**Records for the task:**
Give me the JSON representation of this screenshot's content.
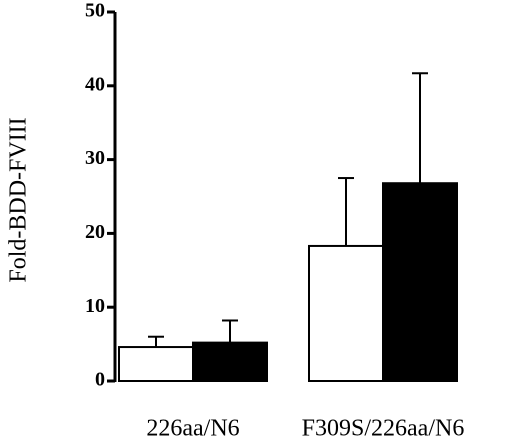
{
  "chart_data": {
    "type": "bar",
    "y_label": "Fold-BDD-FVIII",
    "categories": [
      "226aa/N6",
      "F309S/226aa/N6"
    ],
    "series": [
      {
        "color": "#ffffff",
        "values": [
          4.6,
          18.3
        ],
        "errors": [
          1.4,
          9.2
        ]
      },
      {
        "color": "#000000",
        "values": [
          5.2,
          26.8
        ],
        "errors": [
          3.0,
          14.9
        ]
      }
    ],
    "ylim": [
      0,
      50
    ],
    "yticks": [
      0,
      10,
      20,
      30,
      40,
      50
    ],
    "grid": false
  }
}
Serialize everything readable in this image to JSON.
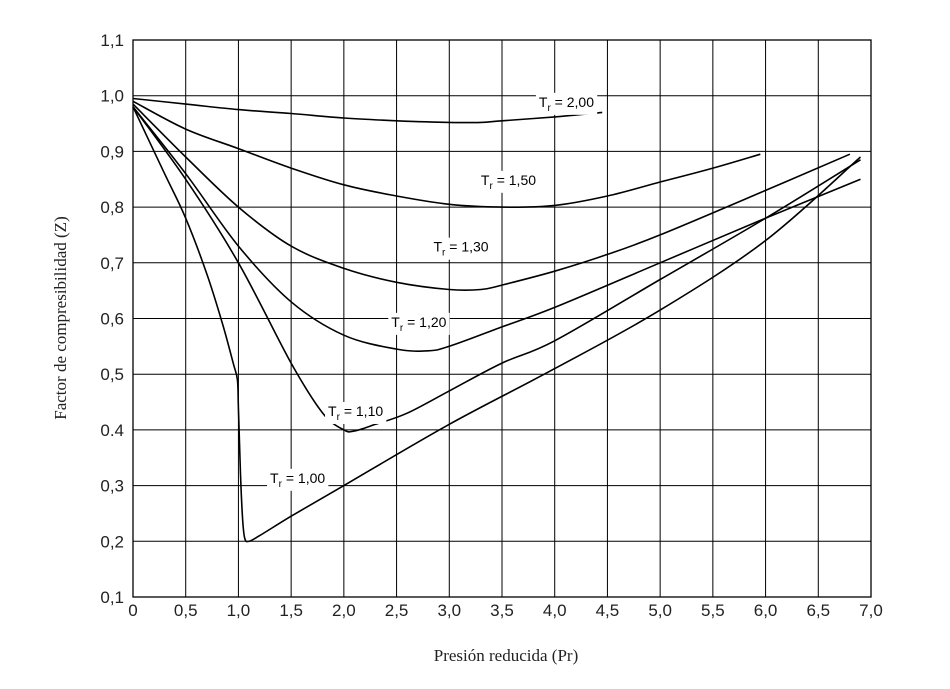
{
  "chart_data": {
    "type": "line",
    "title": "",
    "xlabel": "Presión reducida (Pr)",
    "ylabel": "Factor de compresibilidad (Z)",
    "xlim": [
      0,
      7.0
    ],
    "ylim": [
      0.1,
      1.1
    ],
    "grid": true,
    "x_tick_labels": [
      "0",
      "0,5",
      "1,0",
      "1,5",
      "2,0",
      "2,5",
      "3,0",
      "3,5",
      "4,0",
      "4,5",
      "5,0",
      "5,5",
      "6,0",
      "6,5",
      "7,0"
    ],
    "y_tick_labels": [
      "0,1",
      "0,2",
      "0,3",
      "0.4",
      "0,5",
      "0,6",
      "0,7",
      "0,8",
      "0,9",
      "1,0",
      "1,1"
    ],
    "series": [
      {
        "name": "Tr = 1,00",
        "label_main": "T",
        "label_sub": "r",
        "label_rest": " = 1,00",
        "label_at": [
          1.3,
          0.305
        ],
        "points": [
          [
            0,
            0.98
          ],
          [
            0.3,
            0.86
          ],
          [
            0.5,
            0.78
          ],
          [
            0.7,
            0.68
          ],
          [
            0.85,
            0.59
          ],
          [
            0.95,
            0.52
          ],
          [
            0.99,
            0.49
          ],
          [
            1.0,
            0.44
          ],
          [
            1.02,
            0.32
          ],
          [
            1.04,
            0.24
          ],
          [
            1.06,
            0.205
          ],
          [
            1.1,
            0.2
          ],
          [
            1.2,
            0.21
          ],
          [
            1.5,
            0.245
          ],
          [
            2.0,
            0.3
          ],
          [
            3.0,
            0.41
          ],
          [
            4.0,
            0.51
          ],
          [
            5.0,
            0.615
          ],
          [
            6.0,
            0.74
          ],
          [
            6.9,
            0.89
          ]
        ]
      },
      {
        "name": "Tr = 1,10",
        "label_main": "T",
        "label_sub": "r",
        "label_rest": " = 1,10",
        "label_at": [
          1.85,
          0.425
        ],
        "points": [
          [
            0,
            0.98
          ],
          [
            0.5,
            0.85
          ],
          [
            1.0,
            0.7
          ],
          [
            1.5,
            0.52
          ],
          [
            1.8,
            0.43
          ],
          [
            2.0,
            0.4
          ],
          [
            2.1,
            0.398
          ],
          [
            2.3,
            0.41
          ],
          [
            2.6,
            0.43
          ],
          [
            3.0,
            0.47
          ],
          [
            3.5,
            0.52
          ],
          [
            4.0,
            0.56
          ],
          [
            5.0,
            0.67
          ],
          [
            6.0,
            0.78
          ],
          [
            6.9,
            0.885
          ]
        ]
      },
      {
        "name": "Tr = 1,20",
        "label_main": "T",
        "label_sub": "r",
        "label_rest": " = 1,20",
        "label_at": [
          2.45,
          0.585
        ],
        "points": [
          [
            0,
            0.98
          ],
          [
            0.5,
            0.86
          ],
          [
            1.0,
            0.73
          ],
          [
            1.5,
            0.63
          ],
          [
            2.0,
            0.57
          ],
          [
            2.5,
            0.545
          ],
          [
            2.8,
            0.542
          ],
          [
            3.0,
            0.55
          ],
          [
            3.5,
            0.585
          ],
          [
            4.0,
            0.62
          ],
          [
            5.0,
            0.7
          ],
          [
            6.0,
            0.78
          ],
          [
            6.9,
            0.85
          ]
        ]
      },
      {
        "name": "Tr = 1,30",
        "label_main": "T",
        "label_sub": "r",
        "label_rest": " = 1,30",
        "label_at": [
          2.85,
          0.72
        ],
        "points": [
          [
            0,
            0.985
          ],
          [
            0.5,
            0.89
          ],
          [
            1.0,
            0.8
          ],
          [
            1.5,
            0.73
          ],
          [
            2.0,
            0.69
          ],
          [
            2.5,
            0.665
          ],
          [
            3.0,
            0.652
          ],
          [
            3.3,
            0.652
          ],
          [
            3.5,
            0.66
          ],
          [
            4.0,
            0.685
          ],
          [
            4.5,
            0.715
          ],
          [
            5.0,
            0.75
          ],
          [
            6.0,
            0.83
          ],
          [
            6.8,
            0.895
          ]
        ]
      },
      {
        "name": "Tr = 1,50",
        "label_main": "T",
        "label_sub": "r",
        "label_rest": " = 1,50",
        "label_at": [
          3.3,
          0.84
        ],
        "points": [
          [
            0,
            0.99
          ],
          [
            0.5,
            0.94
          ],
          [
            1.0,
            0.905
          ],
          [
            1.5,
            0.87
          ],
          [
            2.0,
            0.84
          ],
          [
            2.5,
            0.82
          ],
          [
            3.0,
            0.805
          ],
          [
            3.5,
            0.8
          ],
          [
            4.0,
            0.803
          ],
          [
            4.5,
            0.82
          ],
          [
            5.0,
            0.845
          ],
          [
            5.5,
            0.87
          ],
          [
            5.95,
            0.895
          ]
        ]
      },
      {
        "name": "Tr = 2,00",
        "label_main": "T",
        "label_sub": "r",
        "label_rest": " = 2,00",
        "label_at": [
          3.85,
          0.98
        ],
        "points": [
          [
            0,
            0.995
          ],
          [
            0.5,
            0.985
          ],
          [
            1.0,
            0.975
          ],
          [
            1.5,
            0.968
          ],
          [
            2.0,
            0.96
          ],
          [
            2.5,
            0.955
          ],
          [
            3.0,
            0.952
          ],
          [
            3.3,
            0.952
          ],
          [
            3.5,
            0.955
          ],
          [
            4.0,
            0.962
          ],
          [
            4.45,
            0.97
          ]
        ]
      }
    ]
  }
}
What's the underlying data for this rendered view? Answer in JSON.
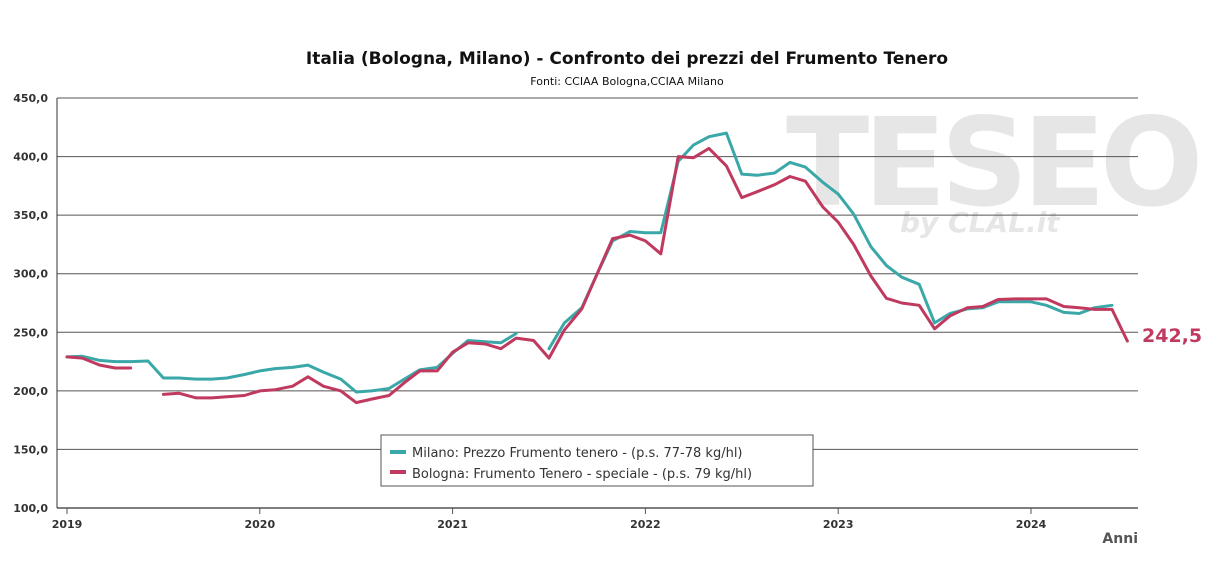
{
  "chart_data": {
    "type": "line",
    "title": "Italia (Bologna, Milano) - Confronto dei prezzi del Frumento Tenero",
    "subtitle": "Fonti: CCIAA Bologna,CCIAA Milano",
    "xlabel": "Anni",
    "ylabel": "",
    "ylim": [
      100,
      450
    ],
    "xlim": [
      2019,
      2024.58
    ],
    "yticks": [
      100,
      150,
      200,
      250,
      300,
      350,
      400,
      450
    ],
    "ytick_labels": [
      "100,0",
      "150,0",
      "200,0",
      "250,0",
      "300,0",
      "350,0",
      "400,0",
      "450,0"
    ],
    "xticks": [
      2019,
      2020,
      2021,
      2022,
      2023,
      2024
    ],
    "xtick_labels": [
      "2019",
      "2020",
      "2021",
      "2022",
      "2023",
      "2024"
    ],
    "grid": true,
    "legend_position": "bottom-center",
    "watermark": {
      "main": "TESEO",
      "sub": "by CLAL.it"
    },
    "end_label": "242,5",
    "series": [
      {
        "name": "Milano: Prezzo Frumento tenero - (p.s. 77-78 kg/hl)",
        "color": "#3aa8a8",
        "segments": [
          [
            [
              2019.0,
              229
            ],
            [
              2019.08,
              229.5
            ],
            [
              2019.17,
              226
            ],
            [
              2019.25,
              225
            ],
            [
              2019.33,
              225
            ],
            [
              2019.42,
              225.5
            ],
            [
              2019.5,
              211
            ],
            [
              2019.58,
              211
            ],
            [
              2019.67,
              210
            ],
            [
              2019.75,
              210
            ],
            [
              2019.83,
              211
            ],
            [
              2019.92,
              214
            ],
            [
              2020.0,
              217
            ],
            [
              2020.08,
              219
            ],
            [
              2020.17,
              220
            ],
            [
              2020.25,
              222
            ],
            [
              2020.33,
              216
            ],
            [
              2020.42,
              210
            ],
            [
              2020.5,
              199
            ],
            [
              2020.58,
              200
            ],
            [
              2020.67,
              202
            ],
            [
              2020.75,
              210
            ],
            [
              2020.83,
              218
            ],
            [
              2020.92,
              220
            ],
            [
              2021.0,
              232
            ],
            [
              2021.08,
              243
            ],
            [
              2021.17,
              242
            ],
            [
              2021.25,
              241
            ],
            [
              2021.33,
              249
            ]
          ],
          [
            [
              2021.5,
              236
            ],
            [
              2021.58,
              258
            ],
            [
              2021.67,
              271
            ],
            [
              2021.75,
              300
            ],
            [
              2021.83,
              328
            ],
            [
              2021.92,
              336
            ],
            [
              2022.0,
              335
            ],
            [
              2022.08,
              335
            ],
            [
              2022.17,
              396
            ],
            [
              2022.25,
              410
            ],
            [
              2022.33,
              417
            ],
            [
              2022.42,
              420
            ],
            [
              2022.5,
              385
            ],
            [
              2022.58,
              384
            ],
            [
              2022.67,
              386
            ],
            [
              2022.75,
              395
            ],
            [
              2022.83,
              391
            ],
            [
              2022.92,
              378
            ],
            [
              2023.0,
              368
            ],
            [
              2023.08,
              351
            ],
            [
              2023.17,
              323
            ],
            [
              2023.25,
              307
            ],
            [
              2023.33,
              297
            ],
            [
              2023.42,
              291
            ],
            [
              2023.5,
              258
            ],
            [
              2023.58,
              266
            ],
            [
              2023.67,
              270
            ],
            [
              2023.75,
              271
            ],
            [
              2023.83,
              276
            ],
            [
              2023.92,
              276
            ],
            [
              2024.0,
              276
            ],
            [
              2024.08,
              273
            ],
            [
              2024.17,
              267
            ],
            [
              2024.25,
              266
            ],
            [
              2024.33,
              271
            ],
            [
              2024.42,
              273
            ]
          ]
        ]
      },
      {
        "name": "Bologna: Frumento Tenero - speciale - (p.s. 79 kg/hl)",
        "color": "#c0395e",
        "segments": [
          [
            [
              2019.0,
              229
            ],
            [
              2019.08,
              228
            ],
            [
              2019.17,
              222
            ],
            [
              2019.25,
              219.5
            ],
            [
              2019.33,
              219.5
            ]
          ],
          [
            [
              2019.5,
              197
            ],
            [
              2019.58,
              198
            ],
            [
              2019.67,
              194
            ],
            [
              2019.75,
              194
            ],
            [
              2019.83,
              195
            ],
            [
              2019.92,
              196
            ],
            [
              2020.0,
              200
            ],
            [
              2020.08,
              201
            ],
            [
              2020.17,
              204
            ],
            [
              2020.25,
              212
            ],
            [
              2020.33,
              204
            ],
            [
              2020.42,
              200
            ],
            [
              2020.5,
              190
            ],
            [
              2020.58,
              193
            ],
            [
              2020.67,
              196
            ],
            [
              2020.75,
              207
            ],
            [
              2020.83,
              217
            ],
            [
              2020.92,
              217
            ],
            [
              2021.0,
              233
            ],
            [
              2021.08,
              241
            ],
            [
              2021.17,
              240
            ],
            [
              2021.25,
              236
            ],
            [
              2021.33,
              245
            ],
            [
              2021.42,
              243
            ],
            [
              2021.5,
              228
            ],
            [
              2021.58,
              252
            ],
            [
              2021.67,
              270
            ],
            [
              2021.75,
              300
            ],
            [
              2021.83,
              330
            ],
            [
              2021.92,
              333
            ],
            [
              2022.0,
              328
            ],
            [
              2022.08,
              317
            ],
            [
              2022.17,
              400
            ],
            [
              2022.25,
              399
            ],
            [
              2022.33,
              407
            ],
            [
              2022.42,
              392
            ],
            [
              2022.5,
              365
            ],
            [
              2022.58,
              370
            ],
            [
              2022.67,
              376
            ],
            [
              2022.75,
              383
            ],
            [
              2022.83,
              379
            ],
            [
              2022.92,
              357
            ],
            [
              2023.0,
              344
            ],
            [
              2023.08,
              325
            ],
            [
              2023.17,
              298
            ],
            [
              2023.25,
              279
            ],
            [
              2023.33,
              275
            ],
            [
              2023.42,
              273
            ],
            [
              2023.5,
              253
            ],
            [
              2023.58,
              264
            ],
            [
              2023.67,
              271
            ],
            [
              2023.75,
              272
            ],
            [
              2023.83,
              278
            ],
            [
              2023.92,
              278.5
            ],
            [
              2024.0,
              278.5
            ],
            [
              2024.08,
              278.5
            ],
            [
              2024.17,
              272
            ],
            [
              2024.25,
              271
            ],
            [
              2024.33,
              269.5
            ],
            [
              2024.42,
              269.5
            ],
            [
              2024.5,
              242.5
            ]
          ]
        ]
      }
    ]
  }
}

**Written problem:** Copy out every line from the material above in which the word "this" appears.

**Task output:**
Give me the JSON representation of this screenshot's content.
Serialize everything readable in this image to JSON.
What's the underlying data for this rendered view? Answer in JSON.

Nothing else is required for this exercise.